Stated task
Print the entries below in their entirety, exactly as they are written.

Rows

···

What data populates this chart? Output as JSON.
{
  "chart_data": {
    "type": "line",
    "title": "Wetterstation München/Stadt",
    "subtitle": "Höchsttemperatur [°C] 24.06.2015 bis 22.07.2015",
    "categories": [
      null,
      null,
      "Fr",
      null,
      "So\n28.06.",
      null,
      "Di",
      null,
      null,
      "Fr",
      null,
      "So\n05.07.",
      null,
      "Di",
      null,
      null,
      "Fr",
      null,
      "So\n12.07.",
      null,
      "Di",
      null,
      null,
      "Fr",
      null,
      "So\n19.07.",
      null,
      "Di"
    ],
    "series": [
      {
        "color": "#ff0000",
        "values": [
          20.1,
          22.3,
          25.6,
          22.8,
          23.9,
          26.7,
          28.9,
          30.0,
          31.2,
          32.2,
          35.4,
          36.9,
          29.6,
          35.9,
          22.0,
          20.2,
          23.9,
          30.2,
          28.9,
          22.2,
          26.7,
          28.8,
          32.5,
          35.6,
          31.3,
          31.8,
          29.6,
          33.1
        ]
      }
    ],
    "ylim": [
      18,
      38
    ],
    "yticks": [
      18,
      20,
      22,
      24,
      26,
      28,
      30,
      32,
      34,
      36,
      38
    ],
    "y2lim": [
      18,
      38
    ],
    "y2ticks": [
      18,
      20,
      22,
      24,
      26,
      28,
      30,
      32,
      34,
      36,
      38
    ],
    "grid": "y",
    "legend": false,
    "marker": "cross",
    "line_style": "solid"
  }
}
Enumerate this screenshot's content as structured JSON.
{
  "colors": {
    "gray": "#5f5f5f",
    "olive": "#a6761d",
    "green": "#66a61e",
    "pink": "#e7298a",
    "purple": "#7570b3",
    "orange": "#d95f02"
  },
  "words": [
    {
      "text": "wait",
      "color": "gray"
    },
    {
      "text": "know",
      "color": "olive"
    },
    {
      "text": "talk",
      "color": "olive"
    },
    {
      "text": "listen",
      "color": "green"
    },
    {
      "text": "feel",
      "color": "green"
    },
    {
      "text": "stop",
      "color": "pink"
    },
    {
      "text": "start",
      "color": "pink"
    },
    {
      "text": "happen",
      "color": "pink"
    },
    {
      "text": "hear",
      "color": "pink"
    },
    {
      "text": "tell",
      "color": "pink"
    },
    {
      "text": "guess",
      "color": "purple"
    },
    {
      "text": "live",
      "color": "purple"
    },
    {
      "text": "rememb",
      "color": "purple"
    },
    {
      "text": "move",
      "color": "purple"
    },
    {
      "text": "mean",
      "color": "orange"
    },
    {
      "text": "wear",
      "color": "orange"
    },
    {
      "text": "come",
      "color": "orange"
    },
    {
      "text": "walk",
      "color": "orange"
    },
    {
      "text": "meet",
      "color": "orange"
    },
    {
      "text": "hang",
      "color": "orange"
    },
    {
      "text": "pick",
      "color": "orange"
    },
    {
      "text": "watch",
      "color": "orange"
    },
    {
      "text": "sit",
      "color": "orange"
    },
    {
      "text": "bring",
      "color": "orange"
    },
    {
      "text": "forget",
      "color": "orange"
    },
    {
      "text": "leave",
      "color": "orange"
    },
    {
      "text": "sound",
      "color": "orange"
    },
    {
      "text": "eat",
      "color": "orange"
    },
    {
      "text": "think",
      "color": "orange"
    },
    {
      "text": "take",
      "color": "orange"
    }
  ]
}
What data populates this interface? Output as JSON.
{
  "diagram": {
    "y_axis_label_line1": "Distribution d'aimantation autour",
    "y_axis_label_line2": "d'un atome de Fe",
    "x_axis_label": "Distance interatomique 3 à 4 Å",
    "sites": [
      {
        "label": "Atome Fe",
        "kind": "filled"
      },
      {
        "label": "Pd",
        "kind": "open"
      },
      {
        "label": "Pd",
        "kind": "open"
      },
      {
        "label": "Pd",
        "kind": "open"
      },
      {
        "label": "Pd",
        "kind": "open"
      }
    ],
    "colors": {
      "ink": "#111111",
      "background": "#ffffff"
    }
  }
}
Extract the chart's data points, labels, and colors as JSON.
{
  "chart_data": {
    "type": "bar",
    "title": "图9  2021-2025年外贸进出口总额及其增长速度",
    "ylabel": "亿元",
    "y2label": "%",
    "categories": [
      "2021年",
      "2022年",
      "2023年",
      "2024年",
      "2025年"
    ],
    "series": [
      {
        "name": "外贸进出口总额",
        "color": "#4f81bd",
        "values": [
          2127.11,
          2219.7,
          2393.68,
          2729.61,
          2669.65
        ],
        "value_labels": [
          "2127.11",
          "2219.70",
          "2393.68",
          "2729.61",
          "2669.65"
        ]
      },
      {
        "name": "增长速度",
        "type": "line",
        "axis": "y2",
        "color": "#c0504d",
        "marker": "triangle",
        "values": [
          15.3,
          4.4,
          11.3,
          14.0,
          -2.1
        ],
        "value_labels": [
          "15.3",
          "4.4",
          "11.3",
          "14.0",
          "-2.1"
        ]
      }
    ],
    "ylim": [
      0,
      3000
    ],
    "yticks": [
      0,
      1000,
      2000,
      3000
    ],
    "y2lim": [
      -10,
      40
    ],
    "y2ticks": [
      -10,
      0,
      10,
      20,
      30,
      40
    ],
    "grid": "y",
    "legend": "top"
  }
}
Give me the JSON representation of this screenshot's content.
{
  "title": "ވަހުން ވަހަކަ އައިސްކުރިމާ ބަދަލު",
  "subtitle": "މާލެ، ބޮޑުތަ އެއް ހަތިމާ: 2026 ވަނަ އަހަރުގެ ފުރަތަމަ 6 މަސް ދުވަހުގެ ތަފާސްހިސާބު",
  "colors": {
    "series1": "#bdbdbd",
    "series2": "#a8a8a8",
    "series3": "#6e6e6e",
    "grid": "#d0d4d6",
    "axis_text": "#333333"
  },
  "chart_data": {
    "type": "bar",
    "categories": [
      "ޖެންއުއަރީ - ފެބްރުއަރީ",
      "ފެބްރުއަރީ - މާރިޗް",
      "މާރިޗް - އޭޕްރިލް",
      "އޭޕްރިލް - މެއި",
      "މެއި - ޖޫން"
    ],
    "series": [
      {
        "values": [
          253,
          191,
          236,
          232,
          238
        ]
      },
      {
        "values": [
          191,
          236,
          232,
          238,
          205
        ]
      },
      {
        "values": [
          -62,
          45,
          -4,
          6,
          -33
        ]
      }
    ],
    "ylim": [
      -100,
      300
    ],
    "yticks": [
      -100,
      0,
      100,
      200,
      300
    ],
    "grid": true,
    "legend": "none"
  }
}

···

Task answer
What data populates this chart? Output as JSON.
{
  "chart_data": {
    "type": "line",
    "title": "Wetterstation München/Stadt",
    "subtitle": "Höchsttemperatur [°C] 24.06.2015 bis 22.07.2015",
    "categories": [
      null,
      null,
      "Fr",
      null,
      "So\n28.06.",
      null,
      "Di",
      null,
      null,
      "Fr",
      null,
      "So\n05.07.",
      null,
      "Di",
      null,
      null,
      "Fr",
      null,
      "So\n12.07.",
      null,
      "Di",
      null,
      null,
      "Fr",
      null,
      "So\n19.07.",
      null,
      "Di"
    ],
    "series": [
      {
        "color": "#ff0000",
        "values": [
          20.1,
          22.3,
          25.6,
          22.8,
          23.9,
          26.7,
          28.9,
          30.0,
          31.2,
          32.2,
          35.4,
          36.9,
          29.6,
          35.9,
          22.0,
          20.2,
          23.9,
          30.2,
          28.9,
          22.2,
          26.7,
          28.8,
          32.5,
          35.6,
          31.3,
          31.8,
          29.6,
          33.1
        ]
      }
    ],
    "ylim": [
      18,
      38
    ],
    "yticks": [
      18,
      20,
      22,
      24,
      26,
      28,
      30,
      32,
      34,
      36,
      38
    ],
    "y2lim": [
      18,
      38
    ],
    "y2ticks": [
      18,
      20,
      22,
      24,
      26,
      28,
      30,
      32,
      34,
      36,
      38
    ],
    "grid": "y",
    "legend": false,
    "marker": "cross",
    "line_style": "solid"
  }
}
Enumerate this screenshot's content as structured JSON.
{
  "colors": {
    "gray": "#5f5f5f",
    "olive": "#a6761d",
    "green": "#66a61e",
    "pink": "#e7298a",
    "purple": "#7570b3",
    "orange": "#d95f02"
  },
  "words": [
    {
      "text": "wait",
      "color": "gray"
    },
    {
      "text": "know",
      "color": "olive"
    },
    {
      "text": "talk",
      "color": "olive"
    },
    {
      "text": "listen",
      "color": "green"
    },
    {
      "text": "feel",
      "color": "green"
    },
    {
      "text": "stop",
      "color": "pink"
    },
    {
      "text": "start",
      "color": "pink"
    },
    {
      "text": "happen",
      "color": "pink"
    },
    {
      "text": "hear",
      "color": "pink"
    },
    {
      "text": "tell",
      "color": "pink"
    },
    {
      "text": "guess",
      "color": "purple"
    },
    {
      "text": "live",
      "color": "purple"
    },
    {
      "text": "rememb",
      "color": "purple"
    },
    {
      "text": "move",
      "color": "purple"
    },
    {
      "text": "mean",
      "color": "orange"
    },
    {
      "text": "wear",
      "color": "orange"
    },
    {
      "text": "come",
      "color": "orange"
    },
    {
      "text": "walk",
      "color": "orange"
    },
    {
      "text": "meet",
      "color": "orange"
    },
    {
      "text": "hang",
      "color": "orange"
    },
    {
      "text": "pick",
      "color": "orange"
    },
    {
      "text": "watch",
      "color": "orange"
    },
    {
      "text": "sit",
      "color": "orange"
    },
    {
      "text": "bring",
      "color": "orange"
    },
    {
      "text": "forget",
      "color": "orange"
    },
    {
      "text": "leave",
      "color": "orange"
    },
    {
      "text": "sound",
      "color": "orange"
    },
    {
      "text": "eat",
      "color": "orange"
    },
    {
      "text": "think",
      "color": "orange"
    },
    {
      "text": "take",
      "color": "orange"
    }
  ]
}
What data populates this interface? Output as JSON.
{
  "diagram": {
    "y_axis_label_line1": "Distribution d'aimantation autour",
    "y_axis_label_line2": "d'un atome de Fe",
    "x_axis_label": "Distance interatomique 3 à 4 Å",
    "sites": [
      {
        "label": "Atome Fe",
        "kind": "filled"
      },
      {
        "label": "Pd",
        "kind": "open"
      },
      {
        "label": "Pd",
        "kind": "open"
      },
      {
        "label": "Pd",
        "kind": "open"
      },
      {
        "label": "Pd",
        "kind": "open"
      }
    ],
    "colors": {
      "ink": "#111111",
      "background": "#ffffff"
    }
  }
}
Extract the chart's data points, labels, and colors as JSON.
{
  "chart_data": {
    "type": "bar",
    "title": "图9  2021-2025年外贸进出口总额及其增长速度",
    "ylabel": "亿元",
    "y2label": "%",
    "categories": [
      "2021年",
      "2022年",
      "2023年",
      "2024年",
      "2025年"
    ],
    "series": [
      {
        "name": "外贸进出口总额",
        "color": "#4f81bd",
        "values": [
          2127.11,
          2219.7,
          2393.68,
          2729.61,
          2669.65
        ],
        "value_labels": [
          "2127.11",
          "2219.70",
          "2393.68",
          "2729.61",
          "2669.65"
        ]
      },
      {
        "name": "增长速度",
        "type": "line",
        "axis": "y2",
        "color": "#c0504d",
        "marker": "triangle",
        "values": [
          15.3,
          4.4,
          11.3,
          14.0,
          -2.1
        ],
        "value_labels": [
          "15.3",
          "4.4",
          "11.3",
          "14.0",
          "-2.1"
        ]
      }
    ],
    "ylim": [
      0,
      3000
    ],
    "yticks": [
      0,
      1000,
      2000,
      3000
    ],
    "y2lim": [
      -10,
      40
    ],
    "y2ticks": [
      -10,
      0,
      10,
      20,
      30,
      40
    ],
    "grid": "y",
    "legend": "top"
  }
}
Give me the JSON representation of this screenshot's content.
{
  "title": "ވަހުން ވަހަކަ އައިސްކުރިމާ ބަދަލު",
  "subtitle": "މާލެ، ބޮޑުތަ އެއް ހަތިމާ: 2026 ވަނަ އަހަރުގެ ފުރަތަމަ 6 މަސް ދުވަހުގެ ތަފާސްހިސާބު",
  "colors": {
    "series1": "#bdbdbd",
    "series2": "#a8a8a8",
    "series3": "#6e6e6e",
    "grid": "#d0d4d6",
    "axis_text": "#333333"
  },
  "chart_data": {
    "type": "bar",
    "categories": [
      "ޖެންއުއަރީ - ފެބްރުއަރީ",
      "ފެބްރުއަރީ - މާރިޗް",
      "މާރިޗް - އޭޕްރިލް",
      "އޭޕްރިލް - މެއި",
      "މެއި - ޖޫން"
    ],
    "series": [
      {
        "values": [
          253,
          191,
          236,
          232,
          238
        ]
      },
      {
        "values": [
          191,
          236,
          232,
          238,
          205
        ]
      },
      {
        "values": [
          -62,
          45,
          -4,
          6,
          -33
        ]
      }
    ],
    "ylim": [
      -100,
      300
    ],
    "yticks": [
      -100,
      0,
      100,
      200,
      300
    ],
    "grid": true,
    "legend": "none"
  }
}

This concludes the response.